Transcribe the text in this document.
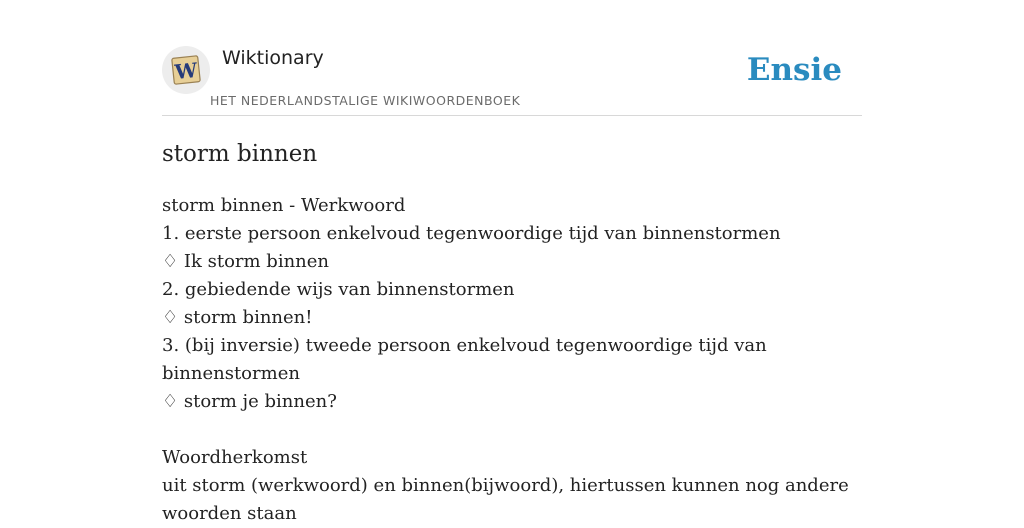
W Wiktionary
HET NEDERLANDSTALIGE WIKIWOORDENBOEK
Ensie
storm binnen

storm binnen - Werkwoord

1. eerste persoon enkelvoud tegenwoordige tijd van binnenstormen

♢ Ik storm binnen

2. gebiedende wijs van binnenstormen

♢ storm binnen!

3. (bij inversie) tweede persoon enkelvoud tegenwoordige tijd van binnenstormen

♢ storm je binnen?

Woordherkomst

uit storm (werkwoord) en binnen(bijwoord), hiertussen kunnen nog andere woorden staan
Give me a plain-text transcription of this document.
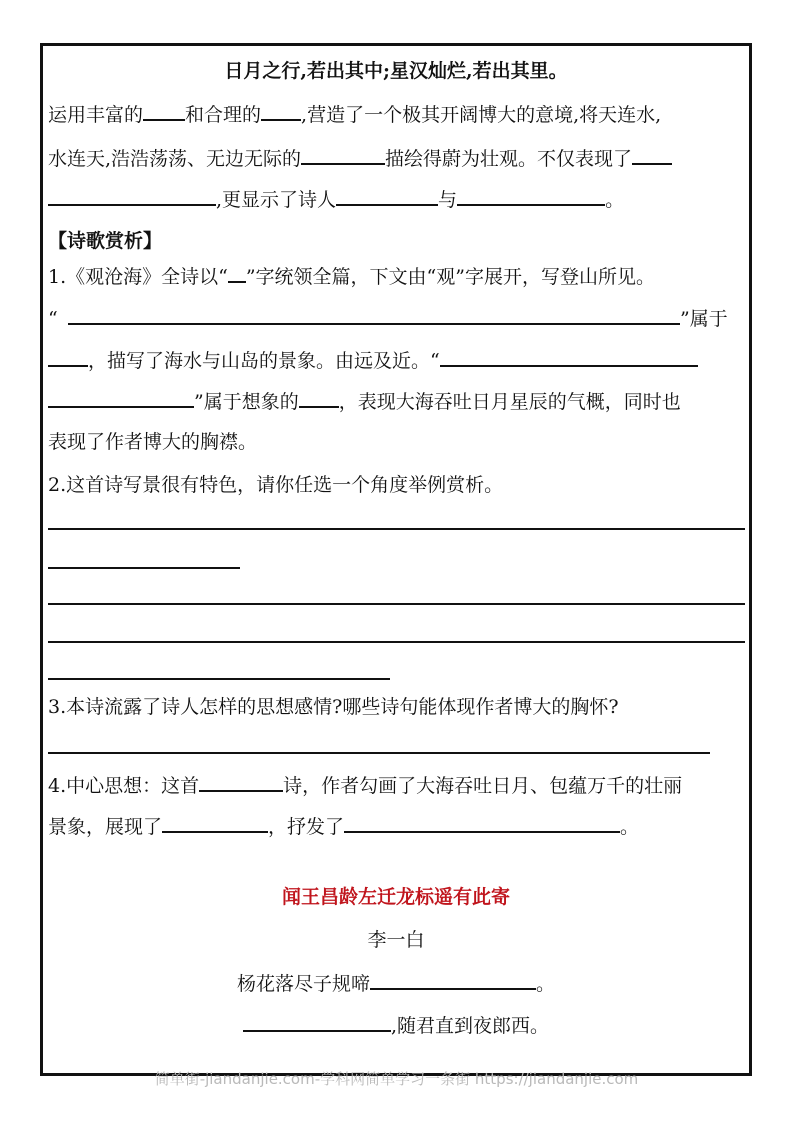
日月之行,若出其中;星汉灿烂,若出其里。
运用丰富的 和合理的 ,营造了一个极其开阔博大的意境,将天连水,
水连天,浩浩荡荡、无边无际的	描绘得蔚为壮观。不仅表现了
,更显示了诗人	与	。
【诗歌赏析】
1.《观沧海》全诗以“ ”字统领全篇，下文由“观”字展开，写登山所见。
“	”属于
，描写了海水与山岛的景象。由远及近。“
”属于想象的 ，表现大海吞吐日月星辰的气概，同时也
表现了作者博大的胸襟。
2.这首诗写景很有特色，请你任选一个角度举例赏析。
3.本诗流露了诗人怎样的思想感情?哪些诗句能体现作者博大的胸怀?
4.中心思想：这首	诗，作者勾画了大海吞吐日月、包蕴万千的壮丽
景象，展现了	，抒发了	。
闻王昌龄左迁龙标遥有此寄
李一白
杨花落尽子规啼	。
,随君直到夜郎西。
简单街-jiandanjie.com-学科网简单学习一条街 https://jiandanjie.com
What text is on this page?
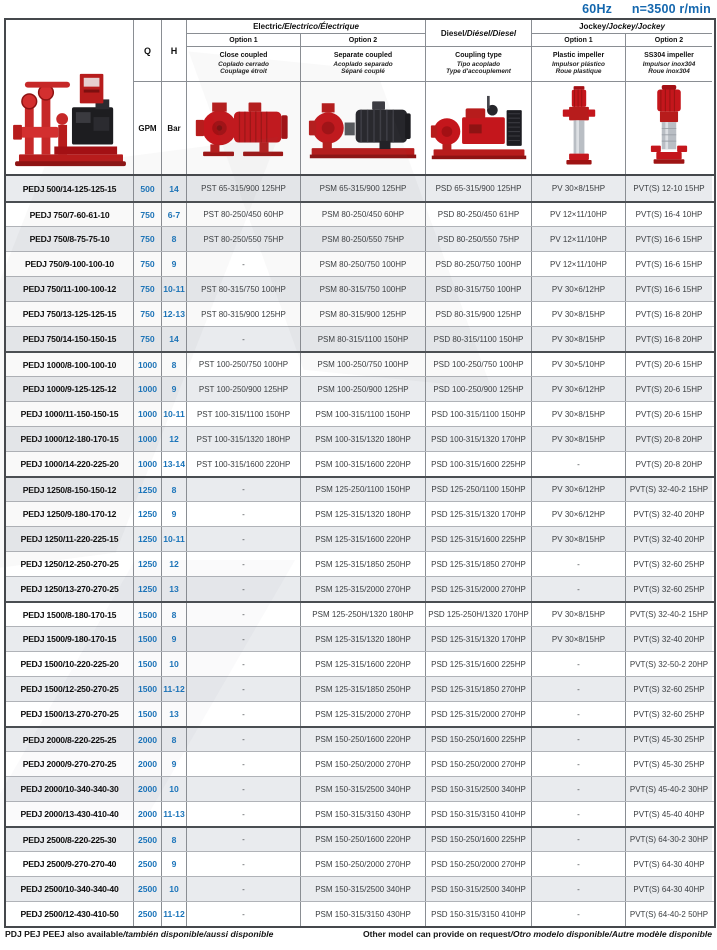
60Hz n=3500 r/min
Q	H
Electric /Electrico/Électrique
Diesel /Diésel/Diesel
Jockey /Jockey/Jockey
Option 1	Option 2	Option 1	Option 2
Close coupled
Coplado cerrado
Couplage étroit
Separate coupled
Acoplado separado
Séparé couplé
Coupling type
Tipo acoplado
Type d'accouplement
Plastic impeller
Impulsor plástico
Roue plastique
SS304 impeller
Impulsor inox304
Roue inox304
GPM	Bar
PEDJ 500/14-125-125-15	500	14	PST 65-315/900 125HP	PSM 65-315/900 125HP	PSD 65-315/900 125HP	PV 30×8/15HP	PVT(S) 12-10 15HP
PEDJ 750/7-60-61-10	750	6-7	PST 80-250/450 60HP	PSM 80-250/450 60HP	PSD 80-250/450 61HP	PV 12×11/10HP	PVT(S) 16-4 10HP
PEDJ 750/8-75-75-10	750	8	PST 80-250/550 75HP	PSM 80-250/550 75HP	PSD 80-250/550 75HP	PV 12×11/10HP	PVT(S) 16-6 15HP
PEDJ 750/9-100-100-10	750	9	-	PSM 80-250/750 100HP	PSD 80-250/750 100HP	PV 12×11/10HP	PVT(S) 16-6 15HP
PEDJ 750/11-100-100-12	750 10-11	PST 80-315/750 100HP	PSM 80-315/750 100HP	PSD 80-315/750 100HP	PV 30×6/12HP	PVT(S) 16-6 15HP
PEDJ 750/13-125-125-15	750 12-13	PST 80-315/900 125HP	PSM 80-315/900 125HP	PSD 80-315/900 125HP	PV 30×8/15HP	PVT(S) 16-8 20HP
PEDJ 750/14-150-150-15	750	14	-	PSM 80-315/1100 150HP	PSD 80-315/1100 150HP	PV 30×8/15HP	PVT(S) 16-8 20HP
PEDJ 1000/8-100-100-10	1000	8	PST 100-250/750 100HP	PSM 100-250/750 100HP	PSD 100-250/750 100HP	PV 30×5/10HP	PVT(S) 20-6 15HP
PEDJ 1000/9-125-125-12	1000	9	PST 100-250/900 125HP	PSM 100-250/900 125HP	PSD 100-250/900 125HP	PV 30×6/12HP	PVT(S) 20-6 15HP
PEDJ 1000/11-150-150-15	1000 10-11	PST 100-315/1100 150HP	PSM 100-315/1100 150HP	PSD 100-315/1100 150HP	PV 30×8/15HP	PVT(S) 20-6 15HP
PEDJ 1000/12-180-170-15	1000	12	PST 100-315/1320 180HP	PSM 100-315/1320 180HP	PSD 100-315/1320 170HP	PV 30×8/15HP	PVT(S) 20-8 20HP
PEDJ 1000/14-220-225-20	1000 13-14	PST 100-315/1600 220HP	PSM 100-315/1600 220HP	PSD 100-315/1600 225HP	-	PVT(S) 20-8 20HP
PEDJ 1250/8-150-150-12	1250	8	-	PSM 125-250/1100 150HP	PSD 125-250/1100 150HP	PV 30×6/12HP	PVT(S) 32-40-2 15HP
PEDJ 1250/9-180-170-12	1250	9	-	PSM 125-315/1320 180HP	PSD 125-315/1320 170HP	PV 30×6/12HP	PVT(S) 32-40 20HP
PEDJ 1250/11-220-225-15	1250 10-11	-	PSM 125-315/1600 220HP	PSD 125-315/1600 225HP	PV 30×8/15HP	PVT(S) 32-40 20HP
PEDJ 1250/12-250-270-25	1250	12	-	PSM 125-315/1850 250HP	PSD 125-315/1850 270HP	-	PVT(S) 32-60 25HP
PEDJ 1250/13-270-270-25	1250	13	-	PSM 125-315/2000 270HP	PSD 125-315/2000 270HP	-	PVT(S) 32-60 25HP
PEDJ 1500/8-180-170-15	1500	8	-	PSM 125-250H/1320 180HP	PSD 125-250H/1320 170HP	PV 30×8/15HP	PVT(S) 32-40-2 15HP
PEDJ 1500/9-180-170-15	1500	9	-	PSM 125-315/1320 180HP	PSD 125-315/1320 170HP	PV 30×8/15HP	PVT(S) 32-40 20HP
PEDJ 1500/10-220-225-20	1500	10	-	PSM 125-315/1600 220HP	PSD 125-315/1600 225HP	-	PVT(S) 32-50-2 20HP
PEDJ 1500/12-250-270-25	1500 11-12	-	PSM 125-315/1850 250HP	PSD 125-315/1850 270HP	-	PVT(S) 32-60 25HP
PEDJ 1500/13-270-270-25	1500	13	-	PSM 125-315/2000 270HP	PSD 125-315/2000 270HP	-	PVT(S) 32-60 25HP
PEDJ 2000/8-220-225-25	2000	8	-	PSM 150-250/1600 220HP	PSD 150-250/1600 225HP	-	PVT(S) 45-30 25HP
PEDJ 2000/9-270-270-25	2000	9	-	PSM 150-250/2000 270HP	PSD 150-250/2000 270HP	-	PVT(S) 45-30 25HP
PEDJ 2000/10-340-340-30	2000	10	-	PSM 150-315/2500 340HP	PSD 150-315/2500 340HP	-	PVT(S) 45-40-2 30HP
PEDJ 2000/13-430-410-40	2000 11-13	-	PSM 150-315/3150 430HP	PSD 150-315/3150 410HP	-	PVT(S) 45-40 40HP
PEDJ 2500/8-220-225-30	2500	8	-	PSM 150-250/1600 220HP	PSD 150-250/1600 225HP	-	PVT(S) 64-30-2 30HP
PEDJ 2500/9-270-270-40	2500	9	-	PSM 150-250/2000 270HP	PSD 150-250/2000 270HP	-	PVT(S) 64-30 40HP
PEDJ 2500/10-340-340-40	2500	10	-	PSM 150-315/2500 340HP	PSD 150-315/2500 340HP	-	PVT(S) 64-30 40HP
PEDJ 2500/12-430-410-50	2500 11-12	-	PSM 150-315/3150 430HP	PSD 150-315/3150 410HP	-	PVT(S) 64-40-2 50HP
PDJ PEJ PEEJ also available/también disponible/aussi disponible	Other model can provide on request/Otro modelo disponible/Autre modèle disponible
::::::::::
Identify and copy lines that hold the string "enkelvoud".

1. eerste persoon enkelvoud tegenwoordige tijd van binnenstormen
3. (bij inversie) tweede persoon enkelvoud tegenwoordige tijd van binnenstormen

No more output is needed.